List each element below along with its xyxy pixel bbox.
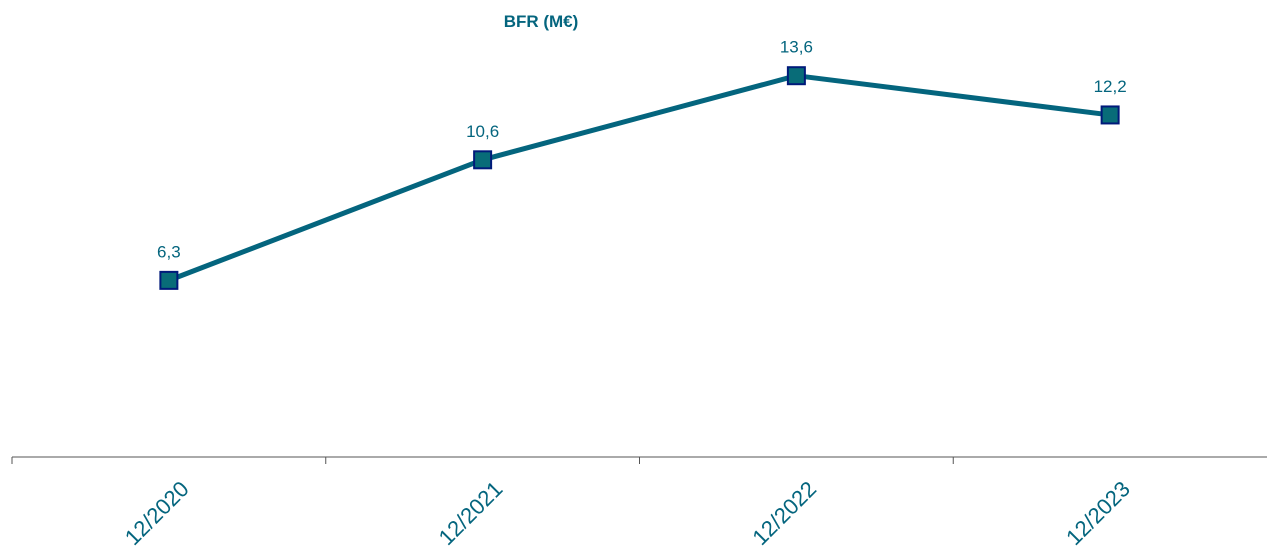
x-tick-label: 12/2021 xyxy=(434,476,508,549)
x-tick-label: 12/2022 xyxy=(747,476,821,549)
data-label: 10,6 xyxy=(466,122,499,141)
series-markers xyxy=(159,66,1120,290)
data-point-marker xyxy=(473,150,493,170)
data-label: 6,3 xyxy=(157,242,181,261)
data-label: 12,2 xyxy=(1094,77,1127,96)
data-point-marker xyxy=(786,66,806,86)
data-point-marker xyxy=(159,270,179,290)
data-label: 13,6 xyxy=(780,38,813,57)
series-line xyxy=(167,73,1111,283)
x-tick-label: 12/2020 xyxy=(120,476,194,549)
x-tick-label: 12/2023 xyxy=(1061,476,1135,549)
data-labels: 6,3 10,6 13,6 12,2 xyxy=(157,38,1127,262)
chart-title: BFR (M€) xyxy=(504,12,579,31)
x-axis-ticks xyxy=(11,457,954,464)
x-axis-tick-labels: 12/2020 12/2021 12/2022 12/2023 xyxy=(120,476,1135,549)
data-point-marker xyxy=(1100,105,1120,125)
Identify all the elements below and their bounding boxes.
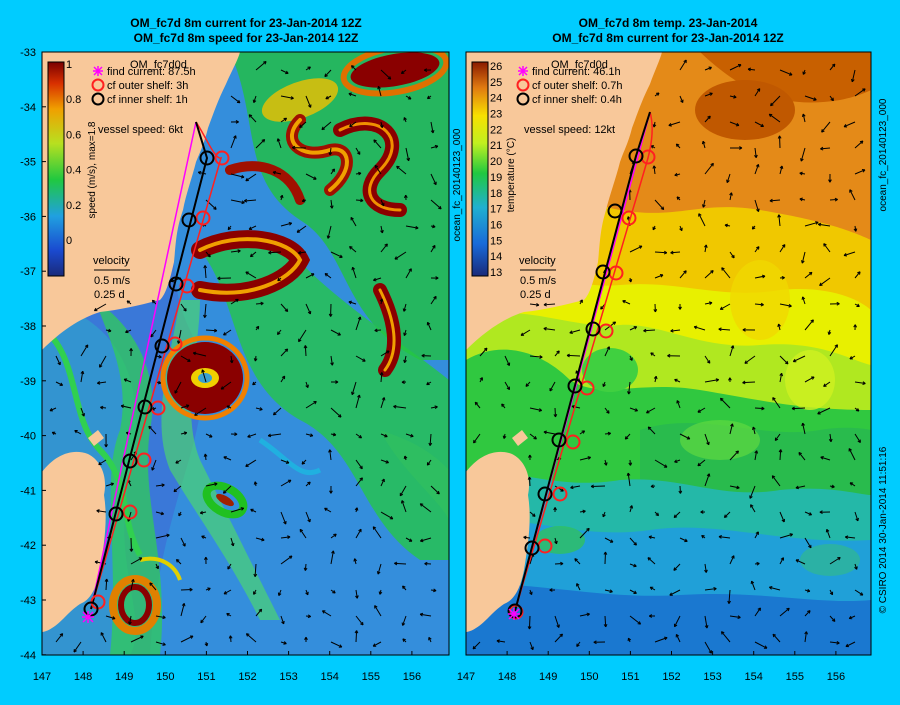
x-tick-label: 154 xyxy=(321,671,339,683)
y-tick-label: -42 xyxy=(20,540,36,552)
left-colorbar-label: speed (m/s), max=1.8 xyxy=(87,121,98,218)
right-velocity-scale-2: 0.25 d xyxy=(520,289,551,301)
right-colorbar xyxy=(472,62,488,276)
y-tick-label: -36 xyxy=(20,211,36,223)
left-title-line1: OM_fc7d 8m current for 23-Jan-2014 12Z xyxy=(130,16,361,30)
y-tick-label: -33 xyxy=(20,47,36,59)
colorbar-tick-label: 17 xyxy=(490,204,502,216)
x-tick-label: 148 xyxy=(74,671,92,683)
x-tick-label: 151 xyxy=(621,671,639,683)
x-tick-label: 147 xyxy=(33,671,51,683)
x-tick-label: 152 xyxy=(662,671,680,683)
legend-item-text: cf inner shelf: 0.4h xyxy=(532,94,622,106)
x-tick-label: 156 xyxy=(827,671,845,683)
y-tick-label: -34 xyxy=(20,102,36,114)
find-current-star-icon xyxy=(82,611,94,623)
y-tick-label: -41 xyxy=(20,485,36,497)
left-vessel-speed: vessel speed: 6kt xyxy=(98,124,183,136)
find-current-star-icon xyxy=(508,608,520,620)
y-tick-label: -44 xyxy=(20,650,36,662)
colorbar-tick-label: 22 xyxy=(490,124,502,136)
legend-star-icon xyxy=(518,66,528,76)
colorbar-tick-label: 0.6 xyxy=(66,129,81,141)
right-legend: find current: 46.1h cf outer shelf: 0.7h c… xyxy=(518,66,623,106)
x-tick-label: 150 xyxy=(156,671,174,683)
colorbar-tick-label: 13 xyxy=(490,267,502,279)
colorbar-tick-label: 25 xyxy=(490,77,502,89)
x-tick-label: 151 xyxy=(197,671,215,683)
y-tick-label: -43 xyxy=(20,595,36,607)
legend-item-text: cf outer shelf: 3h xyxy=(107,80,188,92)
colorbar-tick-label: 19 xyxy=(490,172,502,184)
right-map xyxy=(466,52,871,655)
left-velocity-scale-2: 0.25 d xyxy=(94,289,125,301)
right-title-line1: OM_fc7d 8m temp. 23-Jan-2014 xyxy=(579,16,758,30)
colorbar-tick-label: 0.8 xyxy=(66,94,81,106)
colorbar-tick-label: 1 xyxy=(66,59,72,71)
colorbar-tick-label: 14 xyxy=(490,251,502,263)
colorbar-tick-label: 0.4 xyxy=(66,165,81,177)
y-tick-label: -35 xyxy=(20,157,36,169)
x-tick-label: 154 xyxy=(745,671,763,683)
legend-star-icon xyxy=(93,66,103,76)
left-x-axis-ticks: 147 148 149 150 151 152 153 154 155 156 xyxy=(33,651,421,683)
colorbar-tick-label: 26 xyxy=(490,61,502,73)
right-colorbar-label: temperature (°C) xyxy=(506,138,517,213)
right-side-text-top: ocean_fc_20140123_000 xyxy=(878,98,889,211)
colorbar-tick-label: 0 xyxy=(66,235,72,247)
x-tick-label: 150 xyxy=(580,671,598,683)
x-tick-label: 156 xyxy=(403,671,421,683)
colorbar-tick-label: 23 xyxy=(490,109,502,121)
colorbar-tick-label: 20 xyxy=(490,156,502,168)
colorbar-tick-label: 21 xyxy=(490,140,502,152)
x-tick-label: 155 xyxy=(786,671,804,683)
left-side-text: ocean_fc_20140123_000 xyxy=(452,128,463,241)
legend-item-text: cf outer shelf: 0.7h xyxy=(532,80,623,92)
colorbar-tick-label: 16 xyxy=(490,219,502,231)
right-side-text-bottom: © CSIRO 2014 30-Jan-2014 11:51:16 xyxy=(878,446,889,613)
y-tick-label: -40 xyxy=(20,431,36,443)
x-tick-label: 155 xyxy=(362,671,380,683)
right-velocity-label: velocity xyxy=(519,255,556,267)
colorbar-tick-label: 0.2 xyxy=(66,200,81,212)
left-title-line2: OM_fc7d 8m speed for 23-Jan-2014 12Z xyxy=(134,31,359,45)
right-x-axis-ticks: 147 148 149 150 151 152 153 154 155 156 xyxy=(457,651,845,683)
y-tick-label: -39 xyxy=(20,376,36,388)
x-tick-label: 147 xyxy=(457,671,475,683)
colorbar-tick-label: 15 xyxy=(490,235,502,247)
x-tick-label: 153 xyxy=(279,671,297,683)
left-legend: find current: 87.5h cf outer shelf: 3h cf … xyxy=(93,66,196,106)
legend-item-text: find current: 87.5h xyxy=(107,66,196,78)
left-velocity-scale-1: 0.5 m/s xyxy=(94,275,131,287)
y-tick-label: -37 xyxy=(20,266,36,278)
legend-item-text: find current: 46.1h xyxy=(532,66,621,78)
x-tick-label: 152 xyxy=(238,671,256,683)
y-tick-label: -38 xyxy=(20,321,36,333)
legend-item-text: cf inner shelf: 1h xyxy=(107,94,188,106)
right-velocity-scale-1: 0.5 m/s xyxy=(520,275,557,287)
x-tick-label: 153 xyxy=(703,671,721,683)
x-tick-label: 149 xyxy=(539,671,557,683)
left-colorbar xyxy=(48,62,64,276)
right-title-line2: OM_fc7d 8m current for 23-Jan-2014 12Z xyxy=(552,31,783,45)
x-tick-label: 149 xyxy=(115,671,133,683)
colorbar-tick-label: 18 xyxy=(490,188,502,200)
left-velocity-label: velocity xyxy=(93,255,130,267)
colorbar-tick-label: 24 xyxy=(490,93,502,105)
right-vessel-speed: vessel speed: 12kt xyxy=(524,124,615,136)
x-tick-label: 148 xyxy=(498,671,516,683)
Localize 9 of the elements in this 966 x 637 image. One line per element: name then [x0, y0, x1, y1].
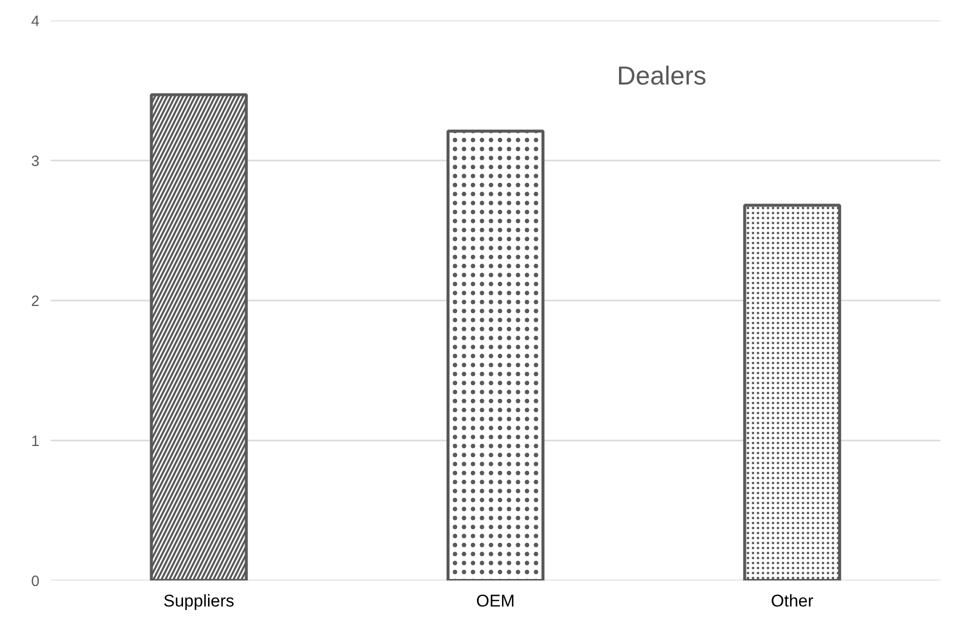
y-tick-label: 1 — [31, 433, 40, 450]
text: Dealers — [616, 60, 706, 90]
x-tick-label: Suppliers — [163, 592, 234, 610]
x-tick-label: Other — [770, 592, 814, 610]
y-tick-label: 0 — [31, 573, 40, 590]
y-tick-label: 2 — [31, 293, 40, 310]
y-tick-label: 3 — [31, 153, 40, 170]
x-tick-label: OEM — [476, 592, 515, 610]
y-tick-label: 4 — [31, 13, 40, 30]
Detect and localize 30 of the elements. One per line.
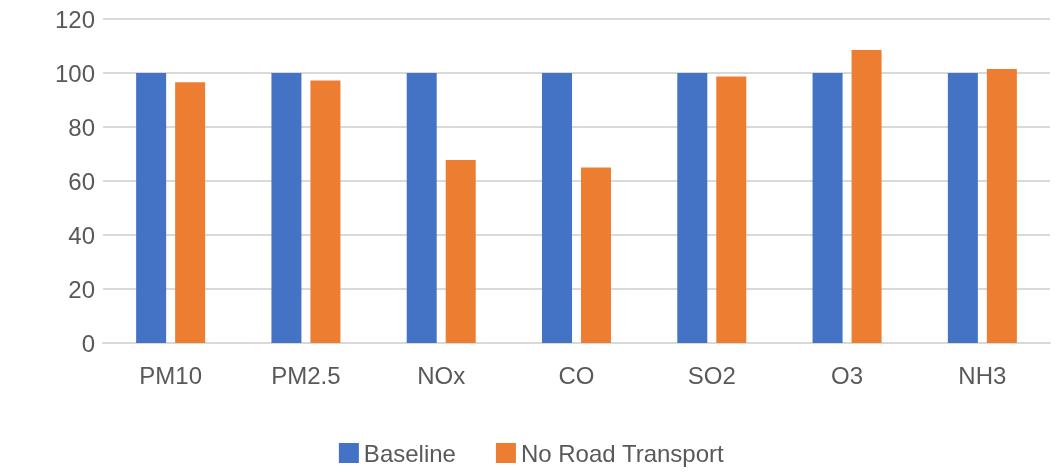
x-tick-label: PM2.5: [271, 361, 341, 389]
bar: [851, 50, 882, 343]
legend-label: No Road Transport: [520, 439, 725, 467]
bar: [310, 80, 341, 343]
x-tick-label: O3: [831, 361, 864, 389]
y-tick-label: 0: [81, 329, 95, 357]
x-tick-label: NOx: [417, 361, 466, 389]
bar: [812, 73, 843, 343]
bar: [542, 73, 572, 343]
bar: [986, 68, 1017, 343]
bar: [716, 76, 747, 343]
y-tick-label: 80: [68, 113, 95, 141]
y-tick-label: 20: [68, 275, 95, 303]
bar: [581, 167, 611, 343]
x-tick-label: CO: [558, 361, 595, 389]
bar: [175, 82, 206, 343]
legend-label: Baseline: [363, 439, 456, 467]
x-tick-label: NH3: [958, 361, 1007, 389]
bar: [406, 73, 437, 343]
x-tick-label: SO2: [687, 361, 736, 389]
bar: [136, 73, 167, 343]
bar: [677, 73, 708, 343]
y-tick-label: 100: [54, 59, 95, 87]
y-tick-label: 40: [68, 221, 95, 249]
y-tick-label: 60: [68, 167, 95, 195]
y-tick-label: 120: [54, 5, 95, 33]
bar: [947, 73, 978, 343]
bar: [271, 73, 302, 343]
bar: [445, 159, 476, 343]
x-tick-label: PM10: [139, 361, 202, 389]
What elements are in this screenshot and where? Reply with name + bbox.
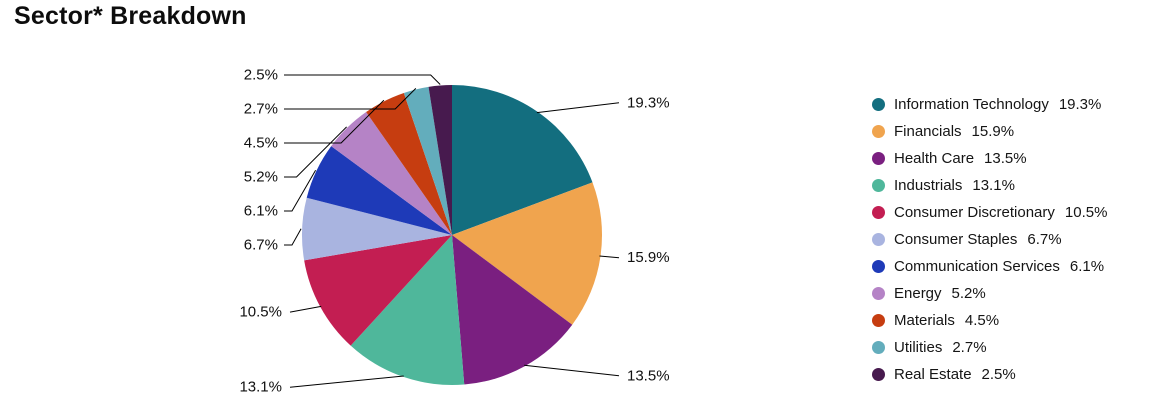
legend-color-dot — [872, 125, 885, 138]
legend-label: Health Care — [894, 150, 975, 167]
legend-item-financials: Financials 15.9% — [872, 118, 1107, 145]
legend-label: Utilities — [894, 339, 943, 356]
slice-percent-label: 2.5% — [244, 67, 278, 84]
legend-color-dot — [872, 287, 885, 300]
leader-line — [284, 170, 317, 212]
legend-item-industrials: Industrials 13.1% — [872, 172, 1107, 199]
leader-line — [536, 102, 620, 114]
legend: Information Technology 19.3% Financials 15.… — [872, 91, 1107, 388]
legend-item-consumer-staples: Consumer Staples 6.7% — [872, 226, 1107, 253]
legend-item-communication-services: Communication Services 6.1% — [872, 253, 1107, 280]
legend-label: Energy — [894, 285, 942, 302]
pie-slice-utilities — [403, 86, 452, 235]
legend-label: Industrials — [894, 177, 963, 194]
slice-percent-label: 6.7% — [244, 237, 278, 254]
leader-line — [284, 88, 417, 110]
pie-slice-materials — [366, 92, 452, 235]
legend-color-dot — [872, 98, 885, 111]
legend-item-health-care: Health Care 13.5% — [872, 145, 1107, 172]
slice-percent-label: 10.5% — [239, 304, 282, 321]
leader-line — [289, 305, 322, 313]
legend-label: Consumer Staples — [894, 231, 1018, 248]
legend-color-dot — [872, 341, 885, 354]
leader-line — [284, 74, 441, 85]
page-title: Sector* Breakdown — [14, 2, 247, 30]
legend-item-information-technology: Information Technology 19.3% — [872, 91, 1107, 118]
pie-slice-consumer-staples — [301, 197, 452, 261]
legend-color-dot — [872, 233, 885, 246]
legend-item-utilities: Utilities 2.7% — [872, 334, 1107, 361]
pie-slice-health-care — [452, 235, 573, 385]
legend-label: Financials — [894, 123, 962, 140]
pie-slice-energy — [331, 112, 452, 235]
leader-line — [284, 99, 385, 144]
legend-value: 5.2% — [951, 285, 986, 302]
leader-line — [284, 228, 302, 246]
legend-value: 13.1% — [972, 177, 1015, 194]
legend-color-dot — [872, 368, 885, 381]
legend-value: 6.7% — [1027, 231, 1062, 248]
slice-percent-label: 13.5% — [627, 367, 670, 384]
legend-value: 4.5% — [964, 312, 1000, 329]
leader-line — [599, 255, 620, 259]
legend-value: 19.3% — [1058, 96, 1102, 113]
legend-color-dot — [872, 206, 885, 219]
slice-percent-label: 4.5% — [244, 135, 278, 152]
legend-color-dot — [872, 179, 885, 192]
legend-value: 6.1% — [1069, 258, 1105, 275]
slice-percent-label: 13.1% — [239, 379, 282, 396]
legend-value: 2.5% — [981, 366, 1016, 383]
leader-line — [284, 126, 347, 178]
legend-color-dot — [872, 152, 885, 165]
legend-item-energy: Energy 5.2% — [872, 280, 1107, 307]
legend-value: 15.9% — [971, 123, 1015, 140]
legend-value: 13.5% — [984, 150, 1027, 167]
legend-item-consumer-discretionary: Consumer Discretionary 10.5% — [872, 199, 1107, 226]
legend-label: Communication Services — [894, 258, 1060, 275]
slice-percent-label: 15.9% — [627, 249, 670, 266]
slice-percent-label: 5.2% — [244, 169, 278, 186]
legend-label: Consumer Discretionary — [894, 204, 1055, 221]
pie-slice-communication-services — [306, 146, 452, 235]
legend-label: Materials — [894, 312, 955, 329]
pie-slice-financials — [452, 182, 603, 325]
pie-slice-consumer-discretionary — [304, 235, 452, 346]
legend-value: 10.5% — [1064, 204, 1108, 221]
pie-slice-information-technology — [452, 85, 593, 235]
slice-percent-label: 19.3% — [627, 94, 670, 111]
legend-color-dot — [872, 260, 885, 273]
legend-item-materials: Materials 4.5% — [872, 307, 1107, 334]
legend-label: Real Estate — [894, 366, 972, 383]
legend-color-dot — [872, 314, 885, 327]
slice-percent-label: 2.7% — [244, 101, 278, 118]
slice-percent-label: 6.1% — [244, 203, 278, 220]
leader-line — [289, 375, 404, 388]
pie-slice-real-estate — [428, 85, 452, 235]
legend-item-real-estate: Real Estate 2.5% — [872, 361, 1107, 388]
legend-value: 2.7% — [952, 339, 987, 356]
legend-label: Information Technology — [894, 96, 1049, 113]
leader-line — [524, 364, 620, 377]
pie-slice-industrials — [350, 235, 465, 386]
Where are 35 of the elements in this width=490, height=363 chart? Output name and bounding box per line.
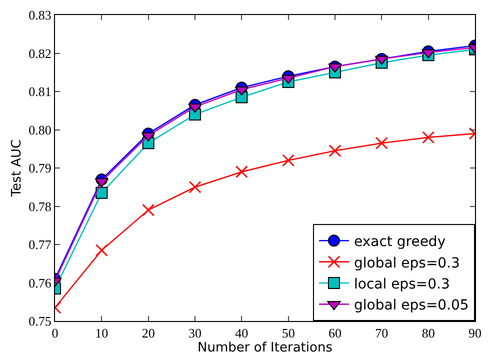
legend-label: global eps=0.05 <box>354 298 469 314</box>
x-tick-label: 30 <box>188 326 202 341</box>
y-tick-label: 0.79 <box>28 160 52 176</box>
point <box>95 244 108 256</box>
x-tick-label: 50 <box>282 326 295 341</box>
y-tick-label: 0.76 <box>28 275 52 290</box>
y-tick-label: 0.78 <box>28 198 52 214</box>
x-tick-label: 80 <box>422 326 435 341</box>
point <box>142 204 155 216</box>
x-tick-label: 70 <box>375 326 388 341</box>
y-tick-label: 0.77 <box>28 237 52 252</box>
legend-label: local eps=0.3 <box>354 276 450 292</box>
x-tick-label: 20 <box>142 326 155 341</box>
x-axis-title: Number of Iterations <box>198 340 333 356</box>
x-tick-label: 90 <box>468 326 482 341</box>
y-axis-title: Test AUC <box>10 139 25 198</box>
y-tick-label: 0.83 <box>28 8 52 23</box>
legend-label: exact greedy <box>354 234 446 250</box>
y-tick-label: 0.80 <box>28 122 52 138</box>
x-tick-label: 10 <box>95 326 108 341</box>
point <box>188 180 202 194</box>
x-tick-label: 60 <box>328 326 342 341</box>
y-tick-label: 0.81 <box>28 84 52 100</box>
x-tick-label: 40 <box>235 326 248 341</box>
x-tick-label: 0 <box>52 326 58 341</box>
point <box>235 166 248 178</box>
y-tick-label: 0.75 <box>28 314 52 329</box>
legend-label: global eps=0.3 <box>354 255 460 272</box>
point <box>282 154 295 167</box>
point <box>328 63 342 73</box>
point <box>422 131 435 144</box>
point <box>96 186 108 199</box>
point <box>375 136 388 150</box>
point <box>328 144 342 158</box>
y-tick-label: 0.82 <box>28 46 52 61</box>
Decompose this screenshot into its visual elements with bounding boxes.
******************************
Work to do:
Render the lines of the listing above, starting at the line containing "x-tick-label: 154 xyxy=(321,671,339,683)" and ending at the line containing "x-tick-label: 147 xyxy=(33,671,51,683)", as a JSON list of strings with one string per line and blank lines left out.

Response for this exercise:
[
  "x-tick-label: 154 xyxy=(321,671,339,683)",
  "y-tick-label: -42 xyxy=(20,540,36,552)",
  "left-colorbar-label: speed (m/s), max=1.8 xyxy=(87,121,98,218)",
  "right-velocity-scale-2: 0.25 d xyxy=(520,289,551,301)",
  "right-colorbar xyxy=(472,62,488,276)",
  "y-tick-label: -36 xyxy=(20,211,36,223)",
  "left-title-line1: OM_fc7d 8m current for 23-Jan-2014 12Z xyxy=(130,16,361,30)",
  "y-tick-label: -33 xyxy=(20,47,36,59)",
  "colorbar-tick-label: 17 xyxy=(490,204,502,216)",
  "x-tick-label: 148 xyxy=(74,671,92,683)",
  "x-tick-label: 151 xyxy=(621,671,639,683)",
  "x-tick-label: 147 xyxy=(33,671,51,683)"
]